HOW TO COMPLETE THIS TASK: Read the listing and extract each line that includes the word "gravity".
BEGIN SOURCE MATERIAL
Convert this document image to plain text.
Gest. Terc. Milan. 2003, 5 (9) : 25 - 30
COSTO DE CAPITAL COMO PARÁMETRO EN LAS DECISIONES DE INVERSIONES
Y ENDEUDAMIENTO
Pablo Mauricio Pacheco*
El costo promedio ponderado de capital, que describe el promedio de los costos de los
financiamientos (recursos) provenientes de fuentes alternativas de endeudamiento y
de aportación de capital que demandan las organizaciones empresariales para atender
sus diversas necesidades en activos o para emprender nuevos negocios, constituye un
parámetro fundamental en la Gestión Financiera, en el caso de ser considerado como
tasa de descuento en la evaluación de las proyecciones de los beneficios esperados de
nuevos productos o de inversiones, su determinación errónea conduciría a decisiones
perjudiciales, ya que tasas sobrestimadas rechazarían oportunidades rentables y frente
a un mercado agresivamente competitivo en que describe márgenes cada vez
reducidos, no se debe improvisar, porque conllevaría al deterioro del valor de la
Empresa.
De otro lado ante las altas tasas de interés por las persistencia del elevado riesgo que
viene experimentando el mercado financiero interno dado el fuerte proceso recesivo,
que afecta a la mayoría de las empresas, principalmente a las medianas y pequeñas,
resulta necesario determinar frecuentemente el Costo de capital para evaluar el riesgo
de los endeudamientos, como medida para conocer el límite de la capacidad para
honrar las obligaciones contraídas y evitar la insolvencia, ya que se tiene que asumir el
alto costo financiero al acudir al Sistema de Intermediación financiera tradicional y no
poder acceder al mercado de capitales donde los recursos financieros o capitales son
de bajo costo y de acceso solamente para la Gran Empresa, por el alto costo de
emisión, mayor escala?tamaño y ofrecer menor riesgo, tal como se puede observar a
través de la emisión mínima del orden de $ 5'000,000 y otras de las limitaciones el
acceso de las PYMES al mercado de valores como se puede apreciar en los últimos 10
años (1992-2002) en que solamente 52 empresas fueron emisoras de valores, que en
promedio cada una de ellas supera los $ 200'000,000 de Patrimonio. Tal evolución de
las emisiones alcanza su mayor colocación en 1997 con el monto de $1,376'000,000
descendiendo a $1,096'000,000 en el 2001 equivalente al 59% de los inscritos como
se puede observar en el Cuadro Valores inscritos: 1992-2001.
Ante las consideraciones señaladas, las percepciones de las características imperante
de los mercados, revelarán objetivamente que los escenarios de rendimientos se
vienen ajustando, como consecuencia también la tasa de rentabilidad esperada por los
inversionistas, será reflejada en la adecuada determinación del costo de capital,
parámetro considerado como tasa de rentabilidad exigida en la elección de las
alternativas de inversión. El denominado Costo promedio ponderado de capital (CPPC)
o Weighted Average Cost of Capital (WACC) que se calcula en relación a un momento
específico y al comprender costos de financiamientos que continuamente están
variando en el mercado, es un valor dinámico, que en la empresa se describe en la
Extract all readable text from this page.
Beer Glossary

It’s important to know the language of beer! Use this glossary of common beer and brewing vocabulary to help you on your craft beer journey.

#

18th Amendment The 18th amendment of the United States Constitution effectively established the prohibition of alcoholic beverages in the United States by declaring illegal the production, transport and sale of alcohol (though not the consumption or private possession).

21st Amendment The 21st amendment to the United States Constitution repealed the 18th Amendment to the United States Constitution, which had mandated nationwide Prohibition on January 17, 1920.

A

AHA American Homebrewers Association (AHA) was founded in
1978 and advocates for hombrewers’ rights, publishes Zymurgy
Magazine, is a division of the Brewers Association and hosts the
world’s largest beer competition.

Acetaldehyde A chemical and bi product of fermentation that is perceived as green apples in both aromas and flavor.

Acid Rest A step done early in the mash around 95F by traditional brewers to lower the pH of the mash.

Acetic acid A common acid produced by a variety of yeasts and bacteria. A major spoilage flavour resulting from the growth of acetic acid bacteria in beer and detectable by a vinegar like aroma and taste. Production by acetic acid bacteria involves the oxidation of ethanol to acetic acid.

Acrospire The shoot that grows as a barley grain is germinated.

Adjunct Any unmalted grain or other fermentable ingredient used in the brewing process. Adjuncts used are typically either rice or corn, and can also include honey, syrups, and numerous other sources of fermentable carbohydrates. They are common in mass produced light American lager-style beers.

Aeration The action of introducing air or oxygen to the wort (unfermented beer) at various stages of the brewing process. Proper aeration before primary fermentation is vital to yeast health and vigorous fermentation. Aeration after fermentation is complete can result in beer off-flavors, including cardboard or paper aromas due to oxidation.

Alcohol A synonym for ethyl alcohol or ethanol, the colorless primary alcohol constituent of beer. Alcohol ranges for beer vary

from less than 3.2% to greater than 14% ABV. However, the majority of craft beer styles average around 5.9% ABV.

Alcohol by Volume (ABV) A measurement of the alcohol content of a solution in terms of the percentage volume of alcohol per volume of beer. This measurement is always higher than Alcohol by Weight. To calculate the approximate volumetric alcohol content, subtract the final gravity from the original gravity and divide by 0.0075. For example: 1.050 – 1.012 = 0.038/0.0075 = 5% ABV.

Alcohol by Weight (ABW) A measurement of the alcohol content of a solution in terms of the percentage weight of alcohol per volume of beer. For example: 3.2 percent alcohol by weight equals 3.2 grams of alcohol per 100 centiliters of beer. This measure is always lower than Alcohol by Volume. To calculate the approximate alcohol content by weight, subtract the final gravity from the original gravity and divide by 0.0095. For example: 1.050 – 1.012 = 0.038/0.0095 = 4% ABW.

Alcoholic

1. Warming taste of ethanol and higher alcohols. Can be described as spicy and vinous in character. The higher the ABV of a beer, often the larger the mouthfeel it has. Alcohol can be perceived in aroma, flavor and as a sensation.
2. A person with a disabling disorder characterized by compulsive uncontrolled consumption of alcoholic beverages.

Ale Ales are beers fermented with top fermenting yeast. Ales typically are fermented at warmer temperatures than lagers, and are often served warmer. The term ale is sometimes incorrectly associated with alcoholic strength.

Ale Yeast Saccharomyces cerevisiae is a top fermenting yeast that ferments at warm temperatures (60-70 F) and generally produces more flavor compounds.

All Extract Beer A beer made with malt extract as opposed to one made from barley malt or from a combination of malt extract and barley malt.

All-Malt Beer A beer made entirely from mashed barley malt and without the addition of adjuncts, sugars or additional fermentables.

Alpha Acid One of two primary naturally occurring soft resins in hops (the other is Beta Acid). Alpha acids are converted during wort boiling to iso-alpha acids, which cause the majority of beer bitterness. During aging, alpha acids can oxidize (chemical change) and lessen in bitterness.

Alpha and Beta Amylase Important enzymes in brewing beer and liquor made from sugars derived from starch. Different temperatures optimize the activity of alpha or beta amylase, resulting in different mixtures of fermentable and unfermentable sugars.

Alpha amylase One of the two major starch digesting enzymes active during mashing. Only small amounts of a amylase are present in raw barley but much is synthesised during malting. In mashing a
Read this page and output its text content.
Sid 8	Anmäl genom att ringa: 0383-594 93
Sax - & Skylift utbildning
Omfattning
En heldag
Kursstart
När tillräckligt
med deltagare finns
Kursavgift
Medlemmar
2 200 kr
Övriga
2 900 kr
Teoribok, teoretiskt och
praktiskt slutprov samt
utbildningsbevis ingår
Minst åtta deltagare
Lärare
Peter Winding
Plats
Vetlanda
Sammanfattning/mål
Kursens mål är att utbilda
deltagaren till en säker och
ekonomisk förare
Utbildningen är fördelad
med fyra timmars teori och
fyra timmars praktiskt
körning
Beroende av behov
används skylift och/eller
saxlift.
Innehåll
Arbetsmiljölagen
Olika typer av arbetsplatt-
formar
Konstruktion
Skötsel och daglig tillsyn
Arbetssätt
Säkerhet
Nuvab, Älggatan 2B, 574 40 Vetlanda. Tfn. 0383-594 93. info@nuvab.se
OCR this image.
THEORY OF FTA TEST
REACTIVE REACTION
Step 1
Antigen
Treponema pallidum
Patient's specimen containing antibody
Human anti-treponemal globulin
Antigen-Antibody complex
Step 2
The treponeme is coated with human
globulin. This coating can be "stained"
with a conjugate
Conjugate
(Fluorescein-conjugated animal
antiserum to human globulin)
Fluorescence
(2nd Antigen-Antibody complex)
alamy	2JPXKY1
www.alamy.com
END SOURCE MATERIAL
PROBLEM SOLUTION:
Alcohol by Volume (ABV) A measurement of the alcohol content of a solution in terms of the percentage volume of alcohol per volume of beer. This measurement is always higher than Alcohol by Weight. To calculate the approximate volumetric alcohol content, subtract the final gravity from the original gravity and divide by 0.0075. For example: 1.050 – 1.012 = 0.038/0.0075 = 5% ABV.
Alcohol by Weight (ABW) A measurement of the alcohol content of a solution in terms of the percentage weight of alcohol per volume of beer. For example: 3.2 percent alcohol by weight equals 3.2 grams of alcohol per 100 centiliters of beer. This measure is always lower than Alcohol by Volume. To calculate the approximate alcohol content by weight, subtract the final gravity from the original gravity and divide by 0.0095. For example: 1.050 – 1.012 = 0.038/0.0095 = 4% ABW.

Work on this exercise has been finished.